» What you should do: From the listing below, extract every line in which the word "ylabel" appears.

######

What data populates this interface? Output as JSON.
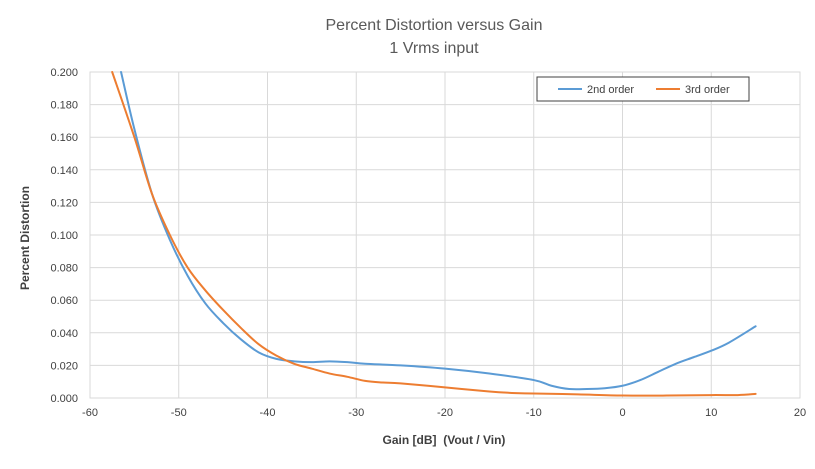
{
  "chart_data": {
    "type": "line",
    "title": "Percent Distortion versus Gain",
    "subtitle": "1 Vrms input",
    "xlabel": "Gain [dB]  (Vout / Vin)",
    "ylabel": "Percent Distortion",
    "xlim": [
      -60,
      20
    ],
    "ylim": [
      0,
      0.2
    ],
    "x_ticks": [
      -60,
      -50,
      -40,
      -30,
      -20,
      -10,
      0,
      10,
      20
    ],
    "y_ticks": [
      0,
      0.02,
      0.04,
      0.06,
      0.08,
      0.1,
      0.12,
      0.14,
      0.16,
      0.18,
      0.2
    ],
    "x_tick_labels": [
      "-60",
      "-50",
      "-40",
      "-30",
      "-20",
      "-10",
      "0",
      "10",
      "20"
    ],
    "y_tick_labels": [
      "0.000",
      "0.020",
      "0.040",
      "0.060",
      "0.080",
      "0.100",
      "0.120",
      "0.140",
      "0.160",
      "0.180",
      "0.200"
    ],
    "grid": true,
    "legend_position": "top-right",
    "series": [
      {
        "name": "2nd order",
        "color": "#5B9BD5",
        "points": [
          [
            -56.5,
            0.2
          ],
          [
            -55,
            0.165
          ],
          [
            -53,
            0.125
          ],
          [
            -51,
            0.097
          ],
          [
            -49,
            0.075
          ],
          [
            -47,
            0.058
          ],
          [
            -45,
            0.046
          ],
          [
            -43,
            0.036
          ],
          [
            -41,
            0.028
          ],
          [
            -39,
            0.024
          ],
          [
            -37,
            0.0225
          ],
          [
            -35,
            0.022
          ],
          [
            -33,
            0.0225
          ],
          [
            -31,
            0.022
          ],
          [
            -29,
            0.021
          ],
          [
            -25,
            0.02
          ],
          [
            -20,
            0.018
          ],
          [
            -15,
            0.015
          ],
          [
            -10,
            0.011
          ],
          [
            -8,
            0.0075
          ],
          [
            -6,
            0.0055
          ],
          [
            -4,
            0.0055
          ],
          [
            -2,
            0.006
          ],
          [
            0,
            0.0075
          ],
          [
            2,
            0.011
          ],
          [
            4,
            0.016
          ],
          [
            6,
            0.021
          ],
          [
            8,
            0.025
          ],
          [
            10,
            0.029
          ],
          [
            12,
            0.034
          ],
          [
            15,
            0.044
          ]
        ]
      },
      {
        "name": "3rd order",
        "color": "#ED7D31",
        "points": [
          [
            -57.5,
            0.2
          ],
          [
            -55,
            0.16
          ],
          [
            -53,
            0.125
          ],
          [
            -51,
            0.1
          ],
          [
            -49,
            0.08
          ],
          [
            -47,
            0.066
          ],
          [
            -45,
            0.054
          ],
          [
            -43,
            0.043
          ],
          [
            -41,
            0.033
          ],
          [
            -39,
            0.026
          ],
          [
            -37,
            0.021
          ],
          [
            -35,
            0.018
          ],
          [
            -33,
            0.015
          ],
          [
            -31,
            0.013
          ],
          [
            -29,
            0.0105
          ],
          [
            -27,
            0.0095
          ],
          [
            -25,
            0.009
          ],
          [
            -20,
            0.0065
          ],
          [
            -15,
            0.004
          ],
          [
            -12,
            0.003
          ],
          [
            -10,
            0.0028
          ],
          [
            -5,
            0.0022
          ],
          [
            0,
            0.0015
          ],
          [
            5,
            0.0015
          ],
          [
            10,
            0.0018
          ],
          [
            13,
            0.0018
          ],
          [
            15,
            0.0025
          ]
        ]
      }
    ]
  }
}
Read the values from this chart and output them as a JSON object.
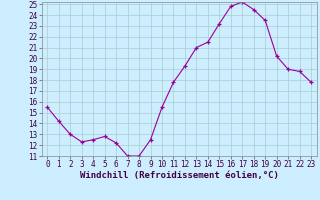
{
  "x": [
    0,
    1,
    2,
    3,
    4,
    5,
    6,
    7,
    8,
    9,
    10,
    11,
    12,
    13,
    14,
    15,
    16,
    17,
    18,
    19,
    20,
    21,
    22,
    23
  ],
  "y": [
    15.5,
    14.2,
    13.0,
    12.3,
    12.5,
    12.8,
    12.2,
    11.0,
    11.0,
    12.5,
    15.5,
    17.8,
    19.3,
    21.0,
    21.5,
    23.2,
    24.8,
    25.2,
    24.5,
    23.5,
    20.2,
    19.0,
    18.8,
    17.8
  ],
  "line_color": "#990099",
  "marker": "+",
  "background_color": "#cceeff",
  "grid_color": "#aacccc",
  "xlabel": "Windchill (Refroidissement éolien,°C)",
  "xlabel_fontsize": 6.5,
  "tick_fontsize": 5.5,
  "ylim": [
    11,
    25
  ],
  "xlim_min": -0.5,
  "xlim_max": 23.5,
  "yticks": [
    11,
    12,
    13,
    14,
    15,
    16,
    17,
    18,
    19,
    20,
    21,
    22,
    23,
    24,
    25
  ],
  "xticks": [
    0,
    1,
    2,
    3,
    4,
    5,
    6,
    7,
    8,
    9,
    10,
    11,
    12,
    13,
    14,
    15,
    16,
    17,
    18,
    19,
    20,
    21,
    22,
    23
  ]
}
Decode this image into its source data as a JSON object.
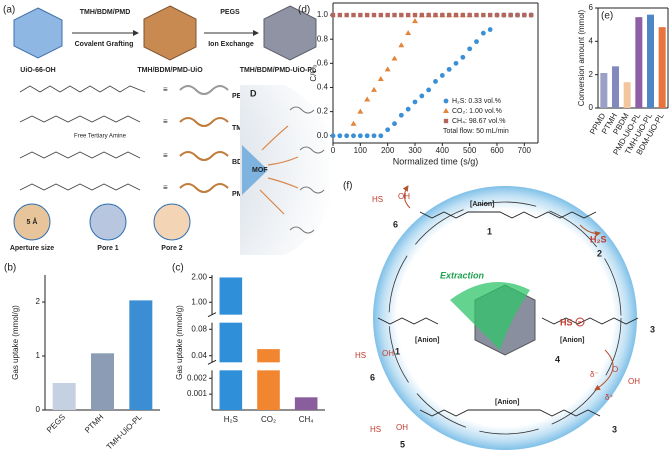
{
  "chart_data": [
    {
      "type": "bar",
      "label": "(b)",
      "ylabel": "Gas uptake (mmol/g)",
      "categories": [
        "PEGS",
        "PTMH",
        "TMH-UiO-PL"
      ],
      "values": [
        0.5,
        1.05,
        2.03
      ],
      "colors": [
        "#c5d0e3",
        "#8d9cb5",
        "#3b8ed4"
      ],
      "ylim": [
        0,
        2.5
      ],
      "yticks": [
        0,
        1,
        2
      ]
    },
    {
      "type": "bar",
      "label": "(c)",
      "ylabel": "Gas uptake (mmol/g)",
      "categories": [
        "H₂S",
        "CO₂",
        "CH₄"
      ],
      "values": [
        2.0,
        0.05,
        0.0008
      ],
      "colors": [
        "#2f8fd8",
        "#f2852f",
        "#8a5d9c"
      ],
      "ylim_segments": [
        [
          0,
          0.0025
        ],
        [
          0.03,
          0.09
        ],
        [
          0.5,
          2.1
        ]
      ],
      "yticks": [
        0.001,
        0.002,
        0.04,
        0.08,
        {
          "value": 1,
          "label": "1.00"
        },
        {
          "value": 2,
          "label": "2.00"
        }
      ]
    },
    {
      "type": "scatter",
      "label": "(d)",
      "ylabel": "C/C₀",
      "xlabel": "Normalized time (s/g)",
      "xlim": [
        0,
        750
      ],
      "ylim": [
        -0.06,
        1.1
      ],
      "xticks": [
        0,
        100,
        200,
        300,
        400,
        500,
        600,
        700
      ],
      "yticks": [
        {
          "value": 0,
          "label": "0.0"
        },
        {
          "value": 0.2,
          "label": "0.2"
        },
        {
          "value": 0.4,
          "label": "0.4"
        },
        {
          "value": 0.6,
          "label": "0.6"
        },
        {
          "value": 0.8,
          "label": "0.8"
        },
        {
          "value": 1,
          "label": "1.0"
        }
      ],
      "legend": "lower right",
      "annotation": "Total flow: 50 mL/min",
      "series": [
        {
          "name": "H₂S: 0.33 vol.%",
          "color": "#3a8fd6",
          "marker": "circle",
          "x": [
            0,
            25,
            50,
            75,
            100,
            125,
            150,
            175,
            200,
            225,
            250,
            275,
            300,
            325,
            350,
            375,
            400,
            425,
            450,
            475,
            500,
            525,
            550,
            575,
            600,
            625,
            650,
            675,
            700,
            725
          ],
          "values": [
            0,
            0,
            0,
            0,
            0,
            0,
            0,
            0,
            0.05,
            0.1,
            0.17,
            0.22,
            0.28,
            0.33,
            0.38,
            0.45,
            0.5,
            0.55,
            0.6,
            0.65,
            0.72,
            0.78,
            0.85,
            0.88,
            1,
            1,
            1,
            1,
            1,
            1
          ]
        },
        {
          "name": "CO₂: 1.00 vol.%",
          "color": "#e2843a",
          "marker": "triangle",
          "x": [
            75,
            100,
            125,
            150,
            175,
            200,
            225,
            250,
            275,
            300,
            325,
            350,
            375,
            400,
            425,
            450,
            475,
            500
          ],
          "values": [
            0.1,
            0.2,
            0.3,
            0.38,
            0.47,
            0.55,
            0.64,
            0.75,
            0.85,
            0.95,
            1,
            1,
            1,
            1,
            1,
            1,
            1,
            1
          ]
        },
        {
          "name": "CH₄: 98.67 vol.%",
          "color": "#b5655a",
          "marker": "square",
          "x": [
            0,
            25,
            50,
            75,
            100,
            125,
            150,
            175,
            200,
            225,
            250,
            275,
            300,
            325,
            350,
            375,
            400,
            425,
            450,
            475,
            500,
            525,
            550,
            575,
            600,
            625,
            650,
            675,
            700,
            725
          ],
          "values": [
            1,
            1,
            1,
            1,
            1,
            1,
            1,
            1,
            1,
            1,
            1,
            1,
            1,
            1,
            1,
            1,
            1,
            1,
            1,
            1,
            1,
            1,
            1,
            1,
            1,
            1,
            1,
            1,
            1,
            1
          ]
        }
      ]
    },
    {
      "type": "bar",
      "label": "(e)",
      "ylabel": "Conversion amount (mmol)",
      "categories": [
        "PPMD",
        "PTMH",
        "PBDM",
        "PMD-UiO-PL",
        "TMH-UiO-PL",
        "BDM-UiO-PL"
      ],
      "values": [
        2.1,
        2.5,
        1.55,
        5.45,
        5.6,
        4.85
      ],
      "colors": [
        "#9aa0c6",
        "#8189bd",
        "#f3c79e",
        "#8e5fa5",
        "#4f86c6",
        "#e8743b"
      ],
      "ylim": [
        0,
        6
      ],
      "yticks": [
        0,
        2,
        4,
        6
      ]
    }
  ],
  "panel_a": {
    "label": "(a)",
    "reagent": "TMH/BDM/PMD",
    "step1": "Covalent Grafting",
    "reagent2": "PEGS",
    "step2": "Ion Exchange",
    "materials": [
      "UiO-66-OH",
      "TMH/BDM/PMD-UiO",
      "TMH/BDM/PMD-UiO-PL"
    ],
    "ligands": [
      "PEGS",
      "TMH",
      "BDM",
      "PMD"
    ],
    "note": "Free Tertiary Amine",
    "inset_label": "D",
    "core": "MOF",
    "aperture": "5 Å",
    "pores": [
      "Aperture size",
      "Pore 1",
      "Pore 2"
    ]
  },
  "panel_f": {
    "label": "(f)",
    "gas": "H₂S",
    "process": "Extraction",
    "ion": "HS",
    "anions": [
      "[Anion]",
      "[Anion]",
      "[Anion]",
      "[Anion]"
    ],
    "numbers": [
      "1",
      "2",
      "1",
      "3",
      "4",
      "3",
      "5",
      "6",
      "6"
    ],
    "charges": [
      "δ⁻",
      "δ⁺"
    ],
    "molecule_labels": [
      "HS",
      "OH",
      "HS",
      "OH",
      "HS",
      "OH",
      "O",
      "OH"
    ]
  }
}
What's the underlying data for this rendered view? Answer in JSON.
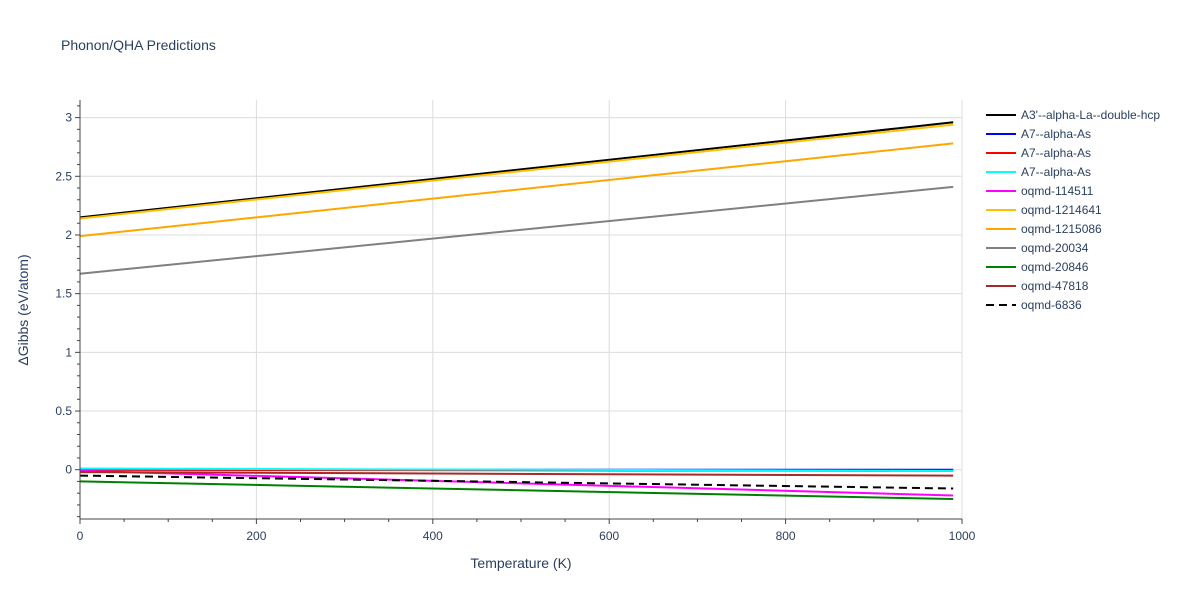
{
  "chart_data": {
    "type": "line",
    "title": "Phonon/QHA Predictions",
    "xlabel": "Temperature (K)",
    "ylabel": "ΔGibbs (eV/atom)",
    "xlim": [
      0,
      1000
    ],
    "ylim": [
      -0.42,
      3.15
    ],
    "xticks": [
      0,
      200,
      400,
      600,
      800,
      1000
    ],
    "xtick_labels": [
      "0",
      "200",
      "400",
      "600",
      "800",
      "1000"
    ],
    "yticks": [
      0,
      0.5,
      1,
      1.5,
      2,
      2.5,
      3
    ],
    "ytick_labels": [
      "0",
      "0.5",
      "1",
      "1.5",
      "2",
      "2.5",
      "3"
    ],
    "grid": true,
    "legend_position": "right",
    "series": [
      {
        "name": "A3'--alpha-La--double-hcp",
        "color": "#000000",
        "dash": "solid",
        "x": [
          0,
          990
        ],
        "y": [
          2.15,
          2.96
        ]
      },
      {
        "name": "A7--alpha-As",
        "color": "#0000ff",
        "dash": "solid",
        "x": [
          0,
          990
        ],
        "y": [
          0.0,
          0.0
        ]
      },
      {
        "name": "A7--alpha-As",
        "color": "#ff0000",
        "dash": "solid",
        "x": [
          0,
          990
        ],
        "y": [
          0.0,
          -0.01
        ]
      },
      {
        "name": "A7--alpha-As",
        "color": "#00ffff",
        "dash": "solid",
        "x": [
          0,
          990
        ],
        "y": [
          0.01,
          -0.01
        ]
      },
      {
        "name": "oqmd-114511",
        "color": "#ff00ff",
        "dash": "solid",
        "x": [
          0,
          990
        ],
        "y": [
          -0.01,
          -0.22
        ]
      },
      {
        "name": "oqmd-1214641",
        "color": "#ffc000",
        "dash": "solid",
        "x": [
          0,
          990
        ],
        "y": [
          2.14,
          2.94
        ]
      },
      {
        "name": "oqmd-1215086",
        "color": "#ffa500",
        "dash": "solid",
        "x": [
          0,
          990
        ],
        "y": [
          1.99,
          2.78
        ]
      },
      {
        "name": "oqmd-20034",
        "color": "#808080",
        "dash": "solid",
        "x": [
          0,
          990
        ],
        "y": [
          1.67,
          2.41
        ]
      },
      {
        "name": "oqmd-20846",
        "color": "#008000",
        "dash": "solid",
        "x": [
          0,
          990
        ],
        "y": [
          -0.1,
          -0.25
        ]
      },
      {
        "name": "oqmd-47818",
        "color": "#a52a2a",
        "dash": "solid",
        "x": [
          0,
          990
        ],
        "y": [
          -0.02,
          -0.05
        ]
      },
      {
        "name": "oqmd-6836",
        "color": "#000000",
        "dash": "dash",
        "x": [
          0,
          990
        ],
        "y": [
          -0.05,
          -0.16
        ]
      }
    ]
  }
}
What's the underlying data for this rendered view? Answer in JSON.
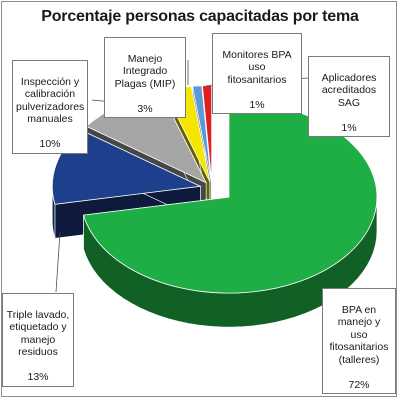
{
  "chart_data": {
    "type": "pie",
    "title": "Porcentaje personas capacitadas  por tema",
    "slices": [
      {
        "label": "BPA en manejo y\nuso fitosanitarios\n(talleres)",
        "value": 72,
        "value_label": "72%",
        "color": "#1fae45"
      },
      {
        "label": "Triple lavado,\netiquetado y\nmanejo residuos",
        "value": 13,
        "value_label": "13%",
        "color": "#1e3f8c"
      },
      {
        "label": "Inspección y\ncalibración\npulverizadores\nmanuales",
        "value": 10,
        "value_label": "10%",
        "color": "#a6a6a6"
      },
      {
        "label": "Manejo Integrado\nPlagas (MIP)",
        "value": 3,
        "value_label": "3%",
        "color": "#f5e600"
      },
      {
        "label": "Monitores BPA uso\nfitosanitarios",
        "value": 1,
        "value_label": "1%",
        "color": "#5b9bd5"
      },
      {
        "label": "Aplicadores\nacreditados  SAG",
        "value": 1,
        "value_label": "1%",
        "color": "#e02020"
      }
    ],
    "style": "3d-exploded"
  }
}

######

» Result of this task:
    "ylabel": "Percent Distortion",
      "ylabel": "Gas uptake (mmol/g)",
      "ylabel": "Gas uptake (mmol/g)",
      "ylabel": "C/C₀",
      "ylabel": "Conversion amount (mmol)",
    "ylabel": "ΔGibbs (eV/atom)",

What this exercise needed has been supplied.